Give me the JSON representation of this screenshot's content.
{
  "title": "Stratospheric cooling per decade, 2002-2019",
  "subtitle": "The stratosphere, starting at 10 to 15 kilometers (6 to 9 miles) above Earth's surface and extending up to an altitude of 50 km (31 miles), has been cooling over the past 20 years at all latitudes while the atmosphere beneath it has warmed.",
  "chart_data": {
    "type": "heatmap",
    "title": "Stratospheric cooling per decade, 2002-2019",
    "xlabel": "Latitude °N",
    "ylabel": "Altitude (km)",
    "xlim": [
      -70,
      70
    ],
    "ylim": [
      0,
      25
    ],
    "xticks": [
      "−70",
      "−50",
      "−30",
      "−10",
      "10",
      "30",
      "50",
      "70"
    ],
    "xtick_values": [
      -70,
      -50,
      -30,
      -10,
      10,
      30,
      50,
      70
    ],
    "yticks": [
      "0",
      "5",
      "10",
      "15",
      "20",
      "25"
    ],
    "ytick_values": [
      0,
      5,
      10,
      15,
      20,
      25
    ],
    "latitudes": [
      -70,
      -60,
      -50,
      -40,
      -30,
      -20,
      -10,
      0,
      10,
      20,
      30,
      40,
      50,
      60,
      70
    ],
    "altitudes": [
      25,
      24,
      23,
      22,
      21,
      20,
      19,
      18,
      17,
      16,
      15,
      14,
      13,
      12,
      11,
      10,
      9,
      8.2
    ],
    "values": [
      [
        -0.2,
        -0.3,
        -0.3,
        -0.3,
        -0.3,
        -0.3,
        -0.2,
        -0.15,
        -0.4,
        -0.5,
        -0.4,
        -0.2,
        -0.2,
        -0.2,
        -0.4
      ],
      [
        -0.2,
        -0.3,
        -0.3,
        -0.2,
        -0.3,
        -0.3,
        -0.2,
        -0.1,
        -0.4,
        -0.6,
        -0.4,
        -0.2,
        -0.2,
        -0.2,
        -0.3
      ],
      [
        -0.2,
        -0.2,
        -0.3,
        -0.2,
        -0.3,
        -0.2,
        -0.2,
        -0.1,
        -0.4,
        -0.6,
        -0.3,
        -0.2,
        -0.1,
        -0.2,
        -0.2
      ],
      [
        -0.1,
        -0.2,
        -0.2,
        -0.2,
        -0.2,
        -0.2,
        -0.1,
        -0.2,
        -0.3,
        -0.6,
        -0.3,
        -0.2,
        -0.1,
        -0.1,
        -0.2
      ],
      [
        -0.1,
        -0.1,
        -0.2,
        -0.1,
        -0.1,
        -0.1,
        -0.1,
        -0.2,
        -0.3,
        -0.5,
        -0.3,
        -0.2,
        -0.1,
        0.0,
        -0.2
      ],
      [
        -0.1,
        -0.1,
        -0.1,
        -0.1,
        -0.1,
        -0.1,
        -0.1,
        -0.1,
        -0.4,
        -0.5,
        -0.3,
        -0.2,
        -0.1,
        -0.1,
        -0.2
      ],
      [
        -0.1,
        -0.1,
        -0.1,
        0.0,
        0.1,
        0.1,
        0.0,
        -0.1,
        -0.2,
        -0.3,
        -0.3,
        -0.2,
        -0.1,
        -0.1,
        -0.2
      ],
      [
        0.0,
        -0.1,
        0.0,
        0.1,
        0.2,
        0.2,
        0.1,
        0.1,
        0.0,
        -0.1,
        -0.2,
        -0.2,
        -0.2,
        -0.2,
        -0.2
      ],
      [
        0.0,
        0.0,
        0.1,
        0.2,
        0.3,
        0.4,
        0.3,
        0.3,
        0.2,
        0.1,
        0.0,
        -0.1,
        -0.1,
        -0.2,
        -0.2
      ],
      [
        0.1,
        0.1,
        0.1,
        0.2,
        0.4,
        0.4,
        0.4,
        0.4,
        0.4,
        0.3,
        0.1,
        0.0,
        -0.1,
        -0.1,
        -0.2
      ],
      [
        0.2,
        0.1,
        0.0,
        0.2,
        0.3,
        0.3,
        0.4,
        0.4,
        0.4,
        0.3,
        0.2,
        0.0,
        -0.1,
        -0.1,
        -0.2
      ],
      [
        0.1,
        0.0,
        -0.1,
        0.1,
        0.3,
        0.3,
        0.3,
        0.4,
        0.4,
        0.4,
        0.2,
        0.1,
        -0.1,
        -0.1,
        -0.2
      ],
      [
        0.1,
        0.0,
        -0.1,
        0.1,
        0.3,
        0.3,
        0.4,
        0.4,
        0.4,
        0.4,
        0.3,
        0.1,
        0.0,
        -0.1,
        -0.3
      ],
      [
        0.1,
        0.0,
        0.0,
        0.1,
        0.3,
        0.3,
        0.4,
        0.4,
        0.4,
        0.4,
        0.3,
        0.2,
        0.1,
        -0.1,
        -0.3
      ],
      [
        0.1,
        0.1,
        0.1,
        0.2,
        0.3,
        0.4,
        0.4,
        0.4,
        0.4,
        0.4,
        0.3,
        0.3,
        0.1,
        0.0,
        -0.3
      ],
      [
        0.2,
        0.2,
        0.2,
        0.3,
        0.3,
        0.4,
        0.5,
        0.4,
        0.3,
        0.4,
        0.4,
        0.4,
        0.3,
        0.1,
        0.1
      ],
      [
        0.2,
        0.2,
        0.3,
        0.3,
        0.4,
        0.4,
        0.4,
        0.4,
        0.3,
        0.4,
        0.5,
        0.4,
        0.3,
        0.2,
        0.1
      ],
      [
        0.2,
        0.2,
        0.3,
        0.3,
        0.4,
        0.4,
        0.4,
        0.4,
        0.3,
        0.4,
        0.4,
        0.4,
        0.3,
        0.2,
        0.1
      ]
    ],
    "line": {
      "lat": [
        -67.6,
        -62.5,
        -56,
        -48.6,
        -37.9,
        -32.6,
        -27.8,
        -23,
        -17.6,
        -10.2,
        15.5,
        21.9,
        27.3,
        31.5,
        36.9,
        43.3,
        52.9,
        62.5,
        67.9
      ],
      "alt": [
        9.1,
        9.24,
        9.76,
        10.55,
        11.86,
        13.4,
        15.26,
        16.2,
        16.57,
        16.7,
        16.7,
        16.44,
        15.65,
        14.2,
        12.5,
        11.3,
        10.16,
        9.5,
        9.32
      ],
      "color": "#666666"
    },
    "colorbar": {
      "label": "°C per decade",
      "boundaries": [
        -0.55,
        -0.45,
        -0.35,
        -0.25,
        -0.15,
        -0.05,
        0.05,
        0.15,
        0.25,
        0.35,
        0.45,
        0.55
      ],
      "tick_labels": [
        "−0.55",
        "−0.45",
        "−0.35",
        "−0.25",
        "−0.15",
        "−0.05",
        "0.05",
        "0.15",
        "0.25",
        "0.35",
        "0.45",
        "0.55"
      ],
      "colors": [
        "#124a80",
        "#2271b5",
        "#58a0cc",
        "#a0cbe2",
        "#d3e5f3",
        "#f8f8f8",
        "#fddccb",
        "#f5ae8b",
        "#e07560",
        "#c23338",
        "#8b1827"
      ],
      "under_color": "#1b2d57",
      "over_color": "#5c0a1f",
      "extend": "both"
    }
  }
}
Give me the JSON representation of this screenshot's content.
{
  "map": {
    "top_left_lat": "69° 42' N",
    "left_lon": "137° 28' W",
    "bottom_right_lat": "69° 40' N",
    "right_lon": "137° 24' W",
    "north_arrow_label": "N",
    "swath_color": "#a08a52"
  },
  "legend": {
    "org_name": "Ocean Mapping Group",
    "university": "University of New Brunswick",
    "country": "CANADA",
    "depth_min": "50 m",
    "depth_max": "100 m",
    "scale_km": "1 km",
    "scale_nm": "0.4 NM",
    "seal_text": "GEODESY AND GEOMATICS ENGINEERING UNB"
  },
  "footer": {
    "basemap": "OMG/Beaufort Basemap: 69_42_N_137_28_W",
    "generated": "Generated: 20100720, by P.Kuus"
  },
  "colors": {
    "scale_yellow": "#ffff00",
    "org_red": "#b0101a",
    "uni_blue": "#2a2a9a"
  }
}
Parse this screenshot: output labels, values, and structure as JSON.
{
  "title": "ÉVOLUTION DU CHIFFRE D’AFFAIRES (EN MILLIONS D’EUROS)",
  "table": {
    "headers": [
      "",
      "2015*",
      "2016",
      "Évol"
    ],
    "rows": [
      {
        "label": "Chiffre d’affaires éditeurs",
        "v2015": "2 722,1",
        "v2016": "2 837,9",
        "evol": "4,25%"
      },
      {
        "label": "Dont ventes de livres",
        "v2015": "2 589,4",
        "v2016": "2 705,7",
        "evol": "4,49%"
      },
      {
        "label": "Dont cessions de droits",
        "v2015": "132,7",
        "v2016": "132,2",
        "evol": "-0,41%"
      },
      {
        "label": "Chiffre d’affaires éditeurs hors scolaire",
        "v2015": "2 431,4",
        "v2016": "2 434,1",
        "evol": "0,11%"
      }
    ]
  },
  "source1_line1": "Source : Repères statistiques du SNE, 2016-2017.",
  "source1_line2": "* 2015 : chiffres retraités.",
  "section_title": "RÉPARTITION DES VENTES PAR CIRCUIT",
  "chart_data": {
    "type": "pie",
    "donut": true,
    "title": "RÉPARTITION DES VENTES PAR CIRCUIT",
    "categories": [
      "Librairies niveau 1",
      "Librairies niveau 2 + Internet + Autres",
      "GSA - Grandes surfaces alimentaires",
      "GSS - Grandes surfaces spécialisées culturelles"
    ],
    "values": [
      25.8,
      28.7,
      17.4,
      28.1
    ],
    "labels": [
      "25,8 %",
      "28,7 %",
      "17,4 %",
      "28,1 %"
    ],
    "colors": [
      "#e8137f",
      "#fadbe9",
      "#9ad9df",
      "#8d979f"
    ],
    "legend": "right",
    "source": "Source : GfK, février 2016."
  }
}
+++
In the records above, locate every line with the string "éditeurs" and copy it.

■ **Final result**
        "label": "Chiffre d’affaires éditeurs",
        "label": "Chiffre d’affaires éditeurs hors scolaire",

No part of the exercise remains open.